====== Source records ======

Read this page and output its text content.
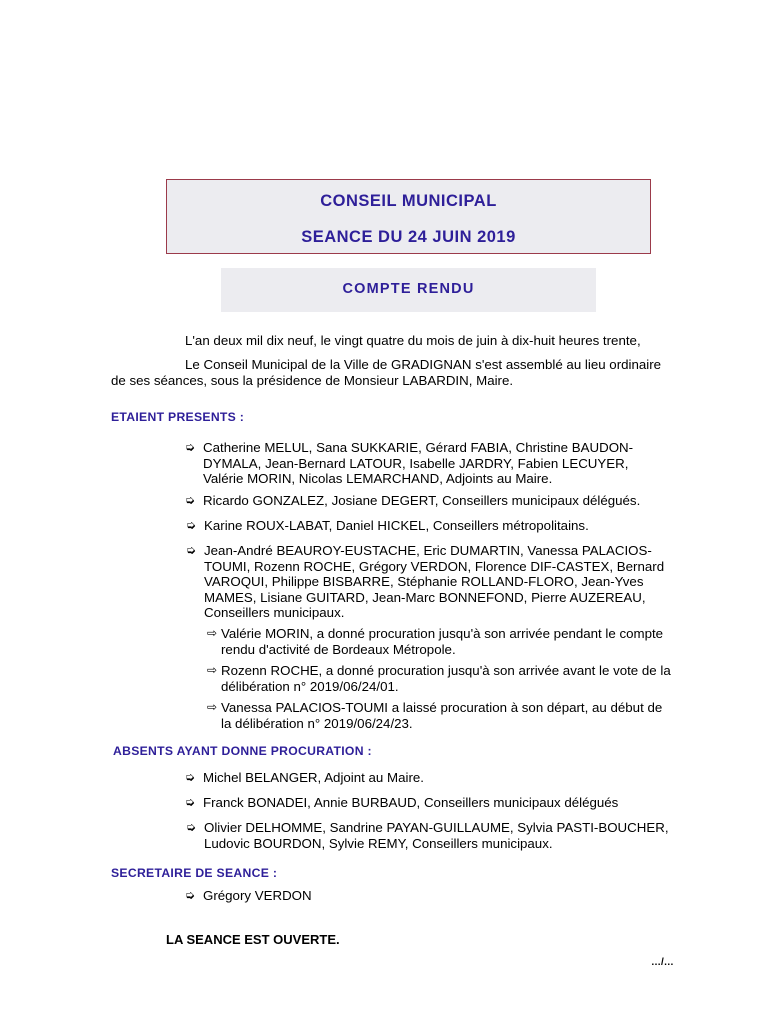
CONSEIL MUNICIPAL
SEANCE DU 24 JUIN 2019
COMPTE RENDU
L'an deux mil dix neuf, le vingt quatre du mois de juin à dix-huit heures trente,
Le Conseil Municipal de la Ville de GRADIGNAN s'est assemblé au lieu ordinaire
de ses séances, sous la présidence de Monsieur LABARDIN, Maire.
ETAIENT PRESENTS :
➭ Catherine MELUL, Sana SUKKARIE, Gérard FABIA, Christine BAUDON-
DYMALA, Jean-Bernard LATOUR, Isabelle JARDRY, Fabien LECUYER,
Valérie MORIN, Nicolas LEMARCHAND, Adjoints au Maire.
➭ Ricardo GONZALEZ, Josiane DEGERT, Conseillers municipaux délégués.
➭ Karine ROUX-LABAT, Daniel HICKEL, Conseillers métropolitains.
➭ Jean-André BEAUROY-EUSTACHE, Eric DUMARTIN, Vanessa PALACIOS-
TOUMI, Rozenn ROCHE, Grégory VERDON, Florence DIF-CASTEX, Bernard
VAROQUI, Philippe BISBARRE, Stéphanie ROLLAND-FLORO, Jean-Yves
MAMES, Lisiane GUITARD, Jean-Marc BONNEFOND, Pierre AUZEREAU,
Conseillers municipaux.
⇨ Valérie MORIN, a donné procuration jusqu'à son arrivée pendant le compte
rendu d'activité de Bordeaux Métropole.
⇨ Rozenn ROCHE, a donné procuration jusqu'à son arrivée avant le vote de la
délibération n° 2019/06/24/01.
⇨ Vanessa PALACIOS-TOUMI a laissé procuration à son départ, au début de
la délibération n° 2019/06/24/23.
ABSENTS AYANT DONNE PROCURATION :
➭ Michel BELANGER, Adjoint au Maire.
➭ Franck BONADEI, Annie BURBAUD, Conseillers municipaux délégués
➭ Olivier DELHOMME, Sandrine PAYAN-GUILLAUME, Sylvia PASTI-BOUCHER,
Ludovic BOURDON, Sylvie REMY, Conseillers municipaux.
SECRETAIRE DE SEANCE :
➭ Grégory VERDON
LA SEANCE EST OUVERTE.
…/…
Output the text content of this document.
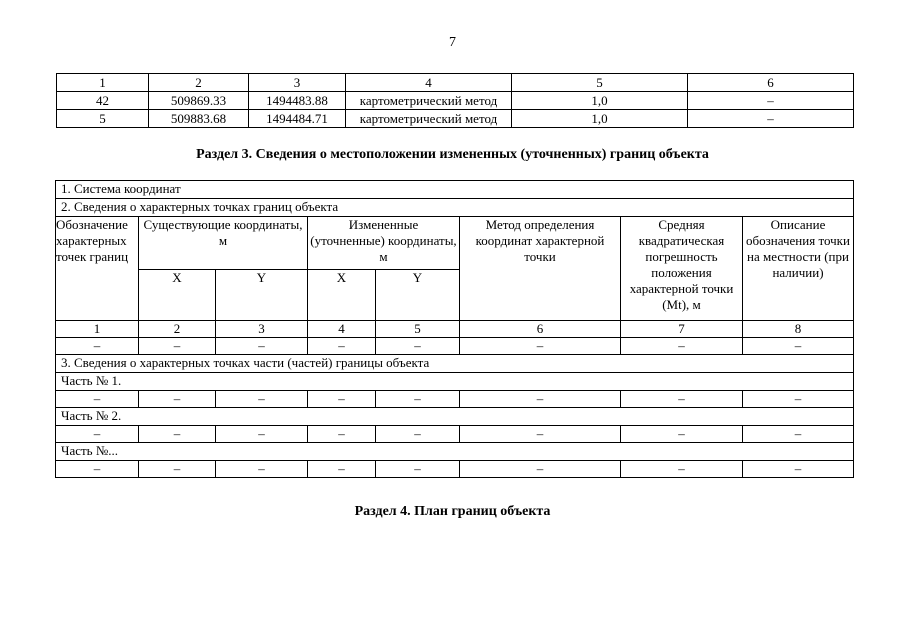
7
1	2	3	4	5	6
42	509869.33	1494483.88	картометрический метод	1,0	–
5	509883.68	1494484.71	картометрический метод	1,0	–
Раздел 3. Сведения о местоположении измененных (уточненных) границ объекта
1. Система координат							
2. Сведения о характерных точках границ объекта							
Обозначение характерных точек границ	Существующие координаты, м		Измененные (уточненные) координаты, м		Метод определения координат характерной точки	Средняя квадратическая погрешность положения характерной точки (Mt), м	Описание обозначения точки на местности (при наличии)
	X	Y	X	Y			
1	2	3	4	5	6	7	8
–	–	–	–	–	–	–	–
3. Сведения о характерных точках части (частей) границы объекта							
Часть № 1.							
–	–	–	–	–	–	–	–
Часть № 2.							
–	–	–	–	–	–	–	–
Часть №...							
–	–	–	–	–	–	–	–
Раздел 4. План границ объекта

======
====== Source records ======

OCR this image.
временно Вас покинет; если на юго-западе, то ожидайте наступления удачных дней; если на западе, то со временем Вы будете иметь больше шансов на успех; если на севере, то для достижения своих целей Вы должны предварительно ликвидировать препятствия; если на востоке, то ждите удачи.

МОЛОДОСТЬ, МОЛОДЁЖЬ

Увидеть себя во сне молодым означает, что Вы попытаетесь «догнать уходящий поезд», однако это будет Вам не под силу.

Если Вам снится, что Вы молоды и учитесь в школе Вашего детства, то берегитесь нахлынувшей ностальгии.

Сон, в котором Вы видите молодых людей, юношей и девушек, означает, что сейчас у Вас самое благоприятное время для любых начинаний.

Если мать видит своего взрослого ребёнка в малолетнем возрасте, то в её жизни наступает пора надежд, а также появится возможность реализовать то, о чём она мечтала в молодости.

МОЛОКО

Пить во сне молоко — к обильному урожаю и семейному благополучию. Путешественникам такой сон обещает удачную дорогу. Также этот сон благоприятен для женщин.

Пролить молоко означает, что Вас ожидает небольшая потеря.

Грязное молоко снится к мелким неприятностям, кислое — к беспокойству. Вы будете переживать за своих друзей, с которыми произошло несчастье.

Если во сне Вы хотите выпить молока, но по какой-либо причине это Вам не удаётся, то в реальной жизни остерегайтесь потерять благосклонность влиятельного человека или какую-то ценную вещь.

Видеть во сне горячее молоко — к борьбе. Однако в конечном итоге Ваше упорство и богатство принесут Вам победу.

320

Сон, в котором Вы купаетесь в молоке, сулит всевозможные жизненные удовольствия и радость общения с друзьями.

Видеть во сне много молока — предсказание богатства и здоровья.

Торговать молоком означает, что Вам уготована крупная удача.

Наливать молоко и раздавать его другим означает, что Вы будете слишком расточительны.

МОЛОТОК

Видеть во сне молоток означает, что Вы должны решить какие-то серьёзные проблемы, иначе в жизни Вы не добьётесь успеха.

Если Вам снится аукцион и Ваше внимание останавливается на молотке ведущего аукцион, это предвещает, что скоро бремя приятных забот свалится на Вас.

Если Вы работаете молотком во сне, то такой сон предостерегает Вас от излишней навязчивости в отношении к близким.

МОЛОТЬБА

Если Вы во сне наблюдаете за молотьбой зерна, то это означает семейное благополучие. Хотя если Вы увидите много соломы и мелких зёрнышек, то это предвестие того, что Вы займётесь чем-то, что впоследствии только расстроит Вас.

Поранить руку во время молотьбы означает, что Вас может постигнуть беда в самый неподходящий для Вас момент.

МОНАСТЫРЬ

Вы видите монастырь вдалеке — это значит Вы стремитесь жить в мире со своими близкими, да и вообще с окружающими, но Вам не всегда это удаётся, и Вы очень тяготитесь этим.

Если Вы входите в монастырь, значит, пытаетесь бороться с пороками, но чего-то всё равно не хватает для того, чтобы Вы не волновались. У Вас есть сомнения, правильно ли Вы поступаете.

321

======
====== Source records ======

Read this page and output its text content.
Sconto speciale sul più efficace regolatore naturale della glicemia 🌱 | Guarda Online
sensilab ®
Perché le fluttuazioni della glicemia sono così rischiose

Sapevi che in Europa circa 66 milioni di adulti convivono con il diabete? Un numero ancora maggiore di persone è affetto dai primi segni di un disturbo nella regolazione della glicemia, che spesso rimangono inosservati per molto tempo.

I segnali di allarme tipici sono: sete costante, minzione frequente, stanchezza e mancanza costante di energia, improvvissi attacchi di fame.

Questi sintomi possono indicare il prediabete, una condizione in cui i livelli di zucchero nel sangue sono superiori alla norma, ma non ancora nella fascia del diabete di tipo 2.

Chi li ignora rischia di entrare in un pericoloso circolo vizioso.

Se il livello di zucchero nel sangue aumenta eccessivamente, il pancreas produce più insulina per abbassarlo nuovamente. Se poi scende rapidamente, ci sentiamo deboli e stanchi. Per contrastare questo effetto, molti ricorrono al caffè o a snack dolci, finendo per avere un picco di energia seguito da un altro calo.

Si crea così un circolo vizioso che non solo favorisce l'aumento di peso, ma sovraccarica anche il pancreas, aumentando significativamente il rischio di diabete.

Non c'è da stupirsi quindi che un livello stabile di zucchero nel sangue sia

======

**Stated problem**. How many lines in the listing contain "жизни"? Answer with the number alone.

**Solution**. 3